- Exercise requirements -
Every entry that follows should be reproduced exactly.

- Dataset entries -
:::::

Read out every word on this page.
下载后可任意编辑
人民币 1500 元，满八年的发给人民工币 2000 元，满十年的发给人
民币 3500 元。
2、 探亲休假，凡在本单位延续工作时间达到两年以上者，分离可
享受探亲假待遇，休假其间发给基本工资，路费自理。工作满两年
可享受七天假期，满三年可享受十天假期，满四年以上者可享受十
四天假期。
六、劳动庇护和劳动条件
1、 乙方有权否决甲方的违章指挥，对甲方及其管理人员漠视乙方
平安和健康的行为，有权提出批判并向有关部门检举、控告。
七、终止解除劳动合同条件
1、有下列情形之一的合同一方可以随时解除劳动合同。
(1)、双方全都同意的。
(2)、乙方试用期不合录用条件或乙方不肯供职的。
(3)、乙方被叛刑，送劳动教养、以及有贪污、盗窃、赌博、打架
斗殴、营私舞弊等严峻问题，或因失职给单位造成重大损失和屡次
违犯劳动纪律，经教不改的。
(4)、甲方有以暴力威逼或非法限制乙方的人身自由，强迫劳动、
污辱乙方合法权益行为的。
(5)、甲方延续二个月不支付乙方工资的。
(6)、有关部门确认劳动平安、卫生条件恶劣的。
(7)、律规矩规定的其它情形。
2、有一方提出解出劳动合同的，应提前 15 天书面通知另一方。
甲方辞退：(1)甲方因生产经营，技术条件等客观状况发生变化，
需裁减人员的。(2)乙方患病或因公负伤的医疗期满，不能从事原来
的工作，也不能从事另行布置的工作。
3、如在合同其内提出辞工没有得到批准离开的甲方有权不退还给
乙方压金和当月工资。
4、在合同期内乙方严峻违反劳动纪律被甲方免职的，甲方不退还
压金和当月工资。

:::::

- Full answer -
Read out every word on this page.
下载后可任意编辑
人民币 1500 元，满八年的发给人民工币 2000 元，满十年的发给人
民币 3500 元。
2、 探亲休假，凡在本单位延续工作时间达到两年以上者，分离可
享受探亲假待遇，休假其间发给基本工资，路费自理。工作满两年
可享受七天假期，满三年可享受十天假期，满四年以上者可享受十
四天假期。
六、劳动庇护和劳动条件
1、 乙方有权否决甲方的违章指挥，对甲方及其管理人员漠视乙方
平安和健康的行为，有权提出批判并向有关部门检举、控告。
七、终止解除劳动合同条件
1、有下列情形之一的合同一方可以随时解除劳动合同。
(1)、双方全都同意的。
(2)、乙方试用期不合录用条件或乙方不肯供职的。
(3)、乙方被叛刑，送劳动教养、以及有贪污、盗窃、赌博、打架
斗殴、营私舞弊等严峻问题，或因失职给单位造成重大损失和屡次
违犯劳动纪律，经教不改的。
(4)、甲方有以暴力威逼或非法限制乙方的人身自由，强迫劳动、
污辱乙方合法权益行为的。
(5)、甲方延续二个月不支付乙方工资的。
(6)、有关部门确认劳动平安、卫生条件恶劣的。
(7)、律规矩规定的其它情形。
2、有一方提出解出劳动合同的，应提前 15 天书面通知另一方。
甲方辞退：(1)甲方因生产经营，技术条件等客观状况发生变化，
需裁减人员的。(2)乙方患病或因公负伤的医疗期满，不能从事原来
的工作，也不能从事另行布置的工作。
3、如在合同其内提出辞工没有得到批准离开的甲方有权不退还给
乙方压金和当月工资。
4、在合同期内乙方严峻违反劳动纪律被甲方免职的，甲方不退还
压金和当月工资。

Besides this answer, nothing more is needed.